TASK REQUIREMENTS:
Records follow. Pull out every line that contains "打算返回又不能".

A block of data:
------------------------
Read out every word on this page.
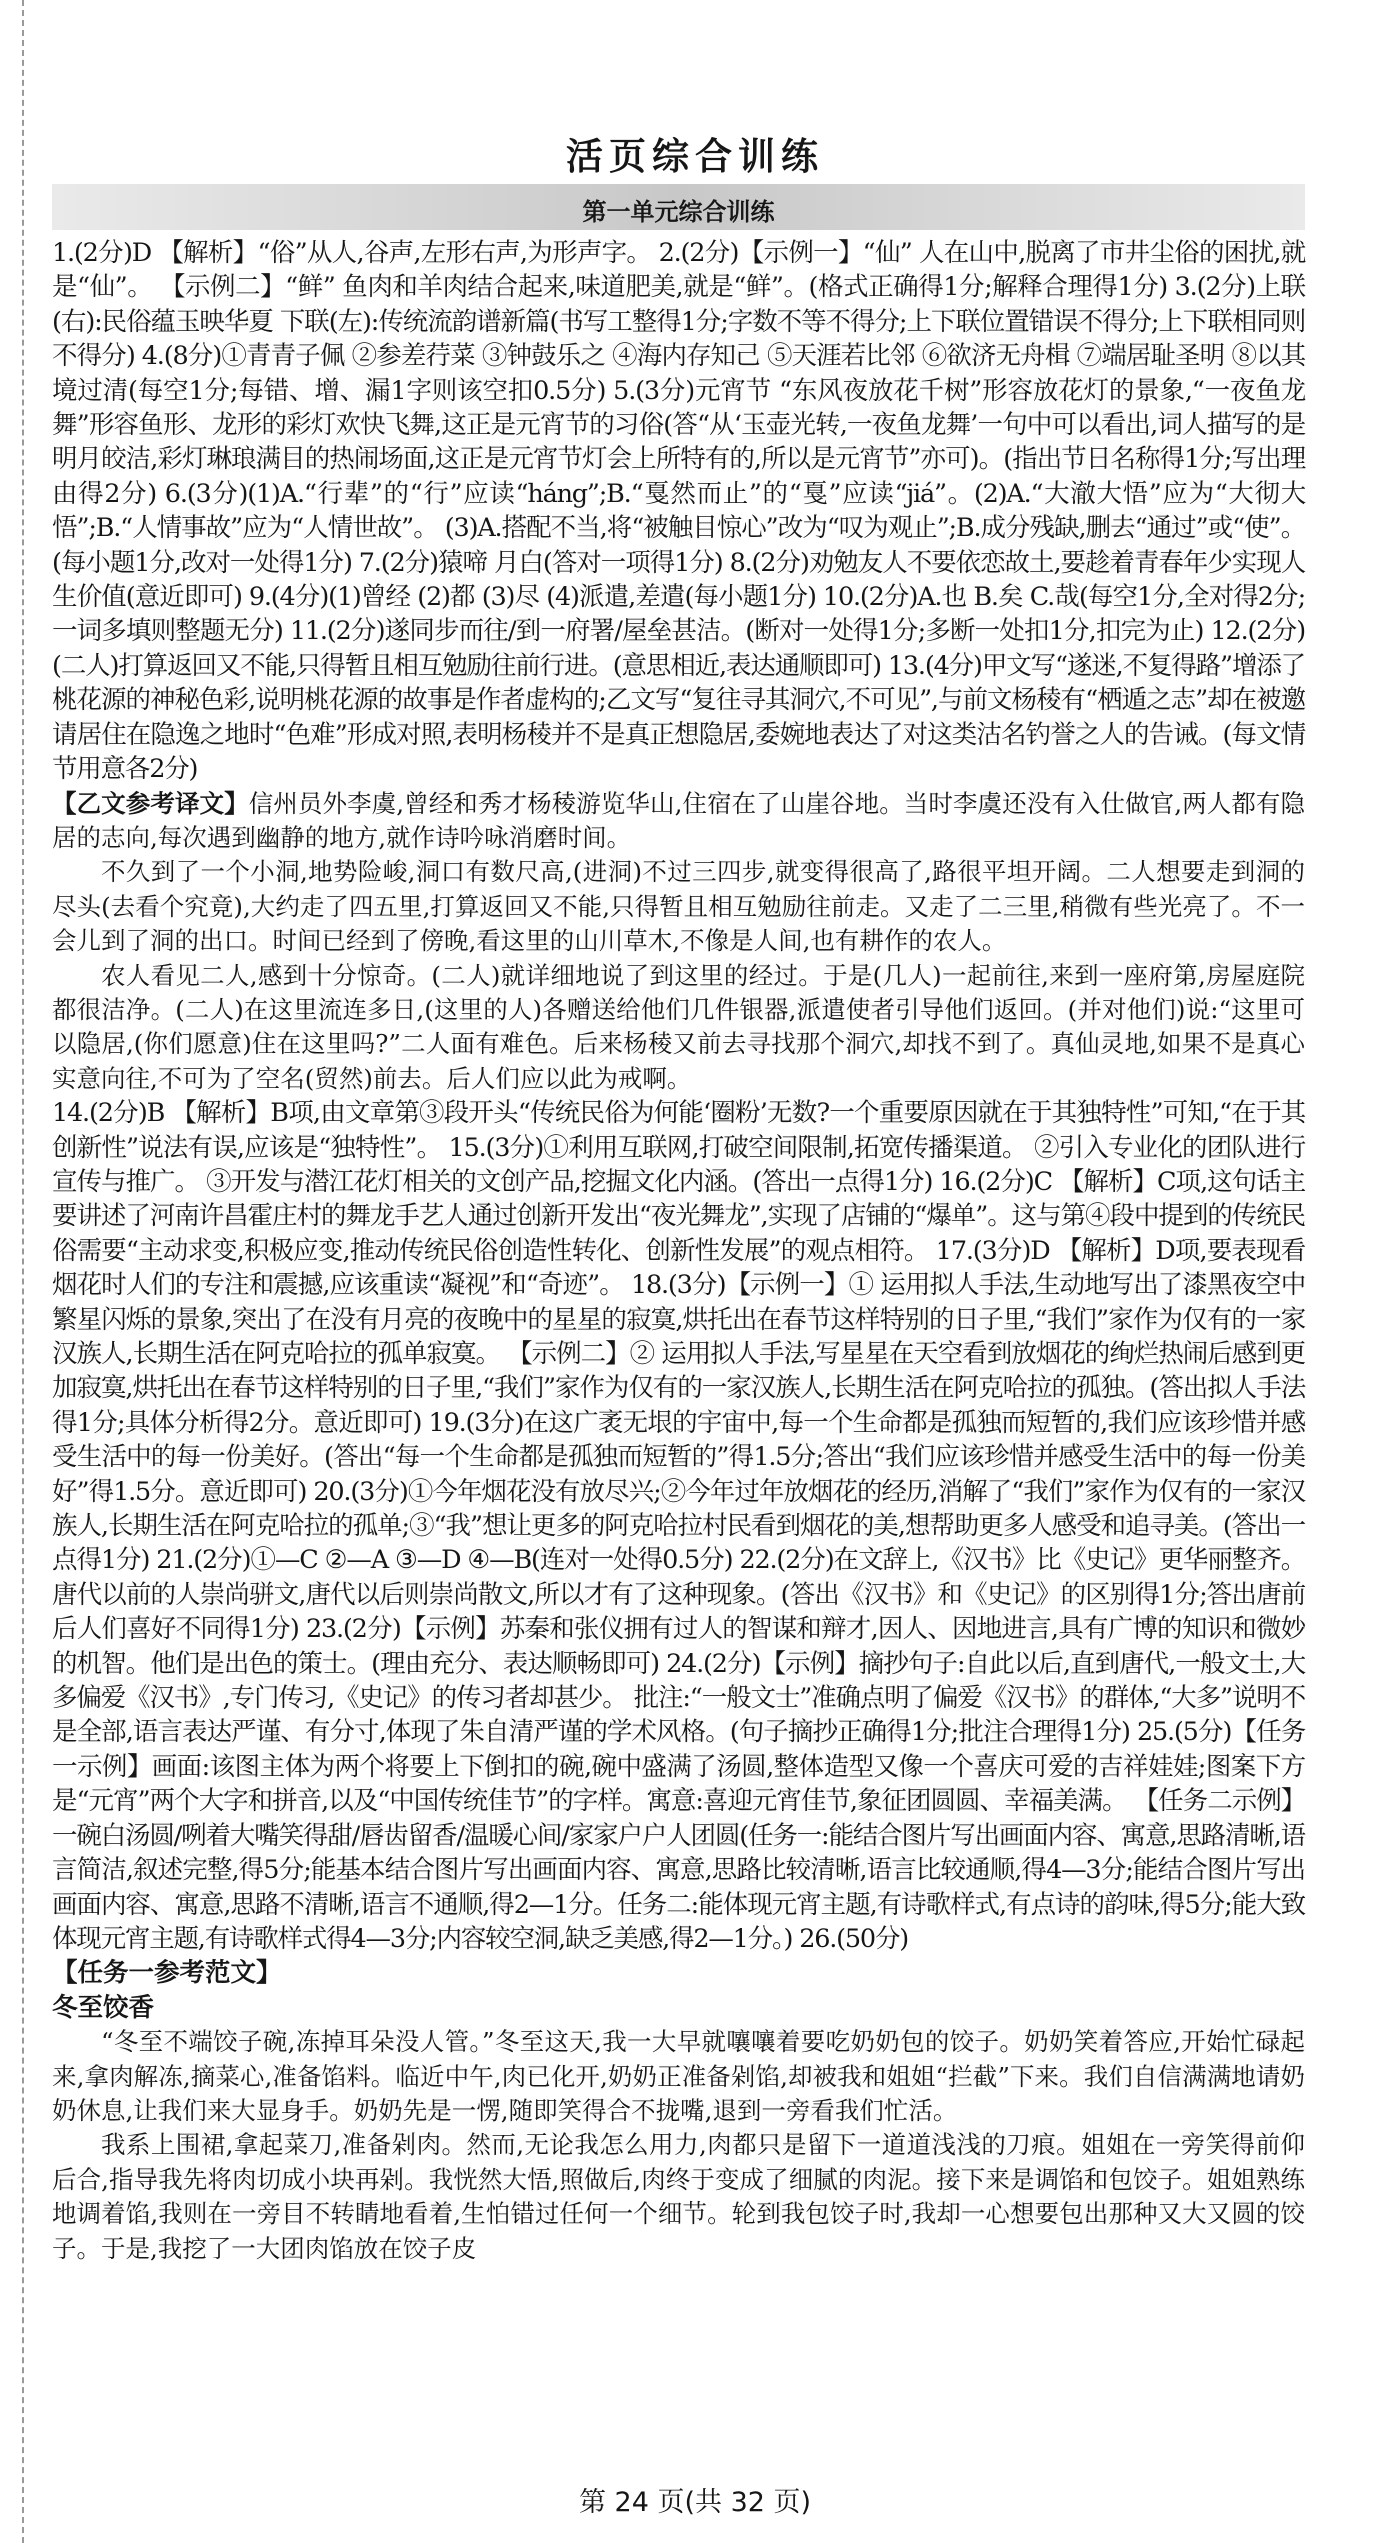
活页综合训练
第一单元综合训练

1.(2分)D 【解析】“俗”从人,谷声,左形右声,为形声字。 2.(2分)【示例一】“仙” 人在山中,脱离了市井尘俗的困扰,就是“仙”。 【示例二】“鲜” 鱼肉和羊肉结合起来,味道肥美,就是“鲜”。(格式正确得1分;解释合理得1分) 3.(2分)上联(右):民俗蕴玉映华夏 下联(左):传统流韵谱新篇(书写工整得1分;字数不等不得分;上下联位置错误不得分;上下联相同则不得分) 4.(8分)①青青子佩 ②参差荇菜 ③钟鼓乐之 ④海内存知己 ⑤天涯若比邻 ⑥欲济无舟楫 ⑦端居耻圣明 ⑧以其境过清(每空1分;每错、增、漏1字则该空扣0.5分) 5.(3分)元宵节 “东风夜放花千树”形容放花灯的景象,“一夜鱼龙舞”形容鱼形、龙形的彩灯欢快飞舞,这正是元宵节的习俗(答“从‘玉壶光转,一夜鱼龙舞’一句中可以看出,词人描写的是明月皎洁,彩灯琳琅满目的热闹场面,这正是元宵节灯会上所特有的,所以是元宵节”亦可)。(指出节日名称得1分;写出理由得2分) 6.(3分)(1)A.“行辈”的“行”应读“háng”;B.“戛然而止”的“戛”应读“jiá”。(2)A.“大澈大悟”应为“大彻大悟”;B.“人情事故”应为“人情世故”。 (3)A.搭配不当,将“被触目惊心”改为“叹为观止”;B.成分残缺,删去“通过”或“使”。(每小题1分,改对一处得1分) 7.(2分)猿啼 月白(答对一项得1分) 8.(2分)劝勉友人不要依恋故土,要趁着青春年少实现人生价值(意近即可) 9.(4分)(1)曾经 (2)都 (3)尽 (4)派遣,差遣(每小题1分) 10.(2分)A.也 B.矣 C.哉(每空1分,全对得2分;一词多填则整题无分) 11.(2分)遂同步而往/到一府署/屋垒甚洁。(断对一处得1分;多断一处扣1分,扣完为止) 12.(2分)(二人)打算返回又不能,只得暂且相互勉励往前行进。(意思相近,表达通顺即可) 13.(4分)甲文写“遂迷,不复得路”增添了桃花源的神秘色彩,说明桃花源的故事是作者虚构的;乙文写“复往寻其洞穴,不可见”,与前文杨稜有“栖遁之志”却在被邀请居住在隐逸之地时“色难”形成对照,表明杨稜并不是真正想隐居,委婉地表达了对这类沽名钓誉之人的告诫。(每文情节用意各2分)

【乙文参考译文】信州员外李虞,曾经和秀才杨稜游览华山,住宿在了山崖谷地。当时李虞还没有入仕做官,两人都有隐居的志向,每次遇到幽静的地方,就作诗吟咏消磨时间。

不久到了一个小洞,地势险峻,洞口有数尺高,(进洞)不过三四步,就变得很高了,路很平坦开阔。二人想要走到洞的尽头(去看个究竟),大约走了四五里,打算返回又不能,只得暂且相互勉励往前走。又走了二三里,稍微有些光亮了。不一会儿到了洞的出口。时间已经到了傍晚,看这里的山川草木,不像是人间,也有耕作的农人。

农人看见二人,感到十分惊奇。(二人)就详细地说了到这里的经过。于是(几人)一起前往,来到一座府第,房屋庭院都很洁净。(二人)在这里流连多日,(这里的人)各赠送给他们几件银器,派遣使者引导他们返回。(并对他们)说:“这里可以隐居,(你们愿意)住在这里吗?”二人面有难色。后来杨稜又前去寻找那个洞穴,却找不到了。真仙灵地,如果不是真心实意向往,不可为了空名(贸然)前去。后人们应以此为戒啊。

14.(2分)B 【解析】B项,由文章第③段开头“传统民俗为何能‘圈粉’无数?一个重要原因就在于其独特性”可知,“在于其创新性”说法有误,应该是“独特性”。 15.(3分)①利用互联网,打破空间限制,拓宽传播渠道。 ②引入专业化的团队进行宣传与推广。 ③开发与潜江花灯相关的文创产品,挖掘文化内涵。(答出一点得1分) 16.(2分)C 【解析】C项,这句话主要讲述了河南许昌霍庄村的舞龙手艺人通过创新开发出“夜光舞龙”,实现了店铺的“爆单”。这与第④段中提到的传统民俗需要“主动求变,积极应变,推动传统民俗创造性转化、创新性发展”的观点相符。 17.(3分)D 【解析】D项,要表现看烟花时人们的专注和震撼,应该重读“凝视”和“奇迹”。 18.(3分)【示例一】① 运用拟人手法,生动地写出了漆黑夜空中繁星闪烁的景象,突出了在没有月亮的夜晚中的星星的寂寞,烘托出在春节这样特别的日子里,“我们”家作为仅有的一家汉族人,长期生活在阿克哈拉的孤单寂寞。 【示例二】② 运用拟人手法,写星星在天空看到放烟花的绚烂热闹后感到更加寂寞,烘托出在春节这样特别的日子里,“我们”家作为仅有的一家汉族人,长期生活在阿克哈拉的孤独。(答出拟人手法得1分;具体分析得2分。意近即可) 19.(3分)在这广袤无垠的宇宙中,每一个生命都是孤独而短暂的,我们应该珍惜并感受生活中的每一份美好。(答出“每一个生命都是孤独而短暂的”得1.5分;答出“我们应该珍惜并感受生活中的每一份美好”得1.5分。意近即可) 20.(3分)①今年烟花没有放尽兴;②今年过年放烟花的经历,消解了“我们”家作为仅有的一家汉族人,长期生活在阿克哈拉的孤单;③“我”想让更多的阿克哈拉村民看到烟花的美,想帮助更多人感受和追寻美。(答出一点得1分) 21.(2分)①—C ②—A ③—D ④—B(连对一处得0.5分) 22.(2分)在文辞上,《汉书》比《史记》更华丽整齐。唐代以前的人崇尚骈文,唐代以后则崇尚散文,所以才有了这种现象。(答出《汉书》和《史记》的区别得1分;答出唐前后人们喜好不同得1分) 23.(2分)【示例】苏秦和张仪拥有过人的智谋和辩才,因人、因地进言,具有广博的知识和微妙的机智。他们是出色的策士。(理由充分、表达顺畅即可) 24.(2分)【示例】摘抄句子:自此以后,直到唐代,一般文士,大多偏爱《汉书》,专门传习,《史记》的传习者却甚少。 批注:“一般文士”准确点明了偏爱《汉书》的群体,“大多”说明不是全部,语言表达严谨、有分寸,体现了朱自清严谨的学术风格。(句子摘抄正确得1分;批注合理得1分) 25.(5分)【任务一示例】画面:该图主体为两个将要上下倒扣的碗,碗中盛满了汤圆,整体造型又像一个喜庆可爱的吉祥娃娃;图案下方是“元宵”两个大字和拼音,以及“中国传统佳节”的字样。寓意:喜迎元宵佳节,象征团圆圆、幸福美满。 【任务二示例】一碗白汤圆/咧着大嘴笑得甜/唇齿留香/温暖心间/家家户户人团圆(任务一:能结合图片写出画面内容、寓意,思路清晰,语言简洁,叙述完整,得5分;能基本结合图片写出画面内容、寓意,思路比较清晰,语言比较通顺,得4—3分;能结合图片写出画面内容、寓意,思路不清晰,语言不通顺,得2—1分。任务二:能体现元宵主题,有诗歌样式,有点诗的韵味,得5分;能大致体现元宵主题,有诗歌样式得4—3分;内容较空洞,缺乏美感,得2—1分。) 26.(50分)

【任务一参考范文】

冬至饺香

“冬至不端饺子碗,冻掉耳朵没人管。”冬至这天,我一大早就嚷嚷着要吃奶奶包的饺子。奶奶笑着答应,开始忙碌起来,拿肉解冻,摘菜心,准备馅料。临近中午,肉已化开,奶奶正准备剁馅,却被我和姐姐“拦截”下来。我们自信满满地请奶奶休息,让我们来大显身手。奶奶先是一愣,随即笑得合不拢嘴,退到一旁看我们忙活。

我系上围裙,拿起菜刀,准备剁肉。然而,无论我怎么用力,肉都只是留下一道道浅浅的刀痕。姐姐在一旁笑得前仰后合,指导我先将肉切成小块再剁。我恍然大悟,照做后,肉终于变成了细腻的肉泥。接下来是调馅和包饺子。姐姐熟练地调着馅,我则在一旁目不转睛地看着,生怕错过任何一个细节。轮到我包饺子时,我却一心想要包出那种又大又圆的饺子。于是,我挖了一大团肉馅放在饺子皮

第 24 页(共 32 页)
------------------------
WRITTEN SOLUTION:
1.(2分)D 【解析】“俗”从人,谷声,左形右声,为形声字。 2.(2分)【示例一】“仙” 人在山中,脱离了市井尘俗的困扰,就是“仙”。 【示例二】“鲜” 鱼肉和羊肉结合起来,味道肥美,就是“鲜”。(格式正确得1分;解释合理得1分) 3.(2分)上联(右):民俗蕴玉映华夏 下联(左):传统流韵谱新篇(书写工整得1分;字数不等不得分;上下联位置错误不得分;上下联相同则不得分) 4.(8分)①青青子佩 ②参差荇菜 ③钟鼓乐之 ④海内存知己 ⑤天涯若比邻 ⑥欲济无舟楫 ⑦端居耻圣明 ⑧以其境过清(每空1分;每错、增、漏1字则该空扣0.5分) 5.(3分)元宵节 “东风夜放花千树”形容放花灯的景象,“一夜鱼龙舞”形容鱼形、龙形的彩灯欢快飞舞,这正是元宵节的习俗(答“从‘玉壶光转,一夜鱼龙舞’一句中可以看出,词人描写的是明月皎洁,彩灯琳琅满目的热闹场面,这正是元宵节灯会上所特有的,所以是元宵节”亦可)。(指出节日名称得1分;写出理由得2分) 6.(3分)(1)A.“行辈”的“行”应读“háng”;B.“戛然而止”的“戛”应读“jiá”。(2)A.“大澈大悟”应为“大彻大悟”;B.“人情事故”应为“人情世故”。 (3)A.搭配不当,将“被触目惊心”改为“叹为观止”;B.成分残缺,删去“通过”或“使”。(每小题1分,改对一处得1分) 7.(2分)猿啼 月白(答对一项得1分) 8.(2分)劝勉友人不要依恋故土,要趁着青春年少实现人生价值(意近即可) 9.(4分)(1)曾经 (2)都 (3)尽 (4)派遣,差遣(每小题1分) 10.(2分)A.也 B.矣 C.哉(每空1分,全对得2分;一词多填则整题无分) 11.(2分)遂同步而往/到一府署/屋垒甚洁。(断对一处得1分;多断一处扣1分,扣完为止) 12.(2分)(二人)打算返回又不能,只得暂且相互勉励往前行进。(意思相近,表达通顺即可) 13.(4分)甲文写“遂迷,不复得路”增添了桃花源的神秘色彩,说明桃花源的故事是作者虚构的;乙文写“复往寻其洞穴,不可见”,与前文杨稜有“栖遁之志”却在被邀请居住在隐逸之地时“色难”形成对照,表明杨稜并不是真正想隐居,委婉地表达了对这类沽名钓誉之人的告诫。(每文情节用意各2分)
不久到了一个小洞,地势险峻,洞口有数尺高,(进洞)不过三四步,就变得很高了,路很平坦开阔。二人想要走到洞的尽头(去看个究竟),大约走了四五里,打算返回又不能,只得暂且相互勉励往前走。又走了二三里,稍微有些光亮了。不一会儿到了洞的出口。时间已经到了傍晚,看这里的山川草木,不像是人间,也有耕作的农人。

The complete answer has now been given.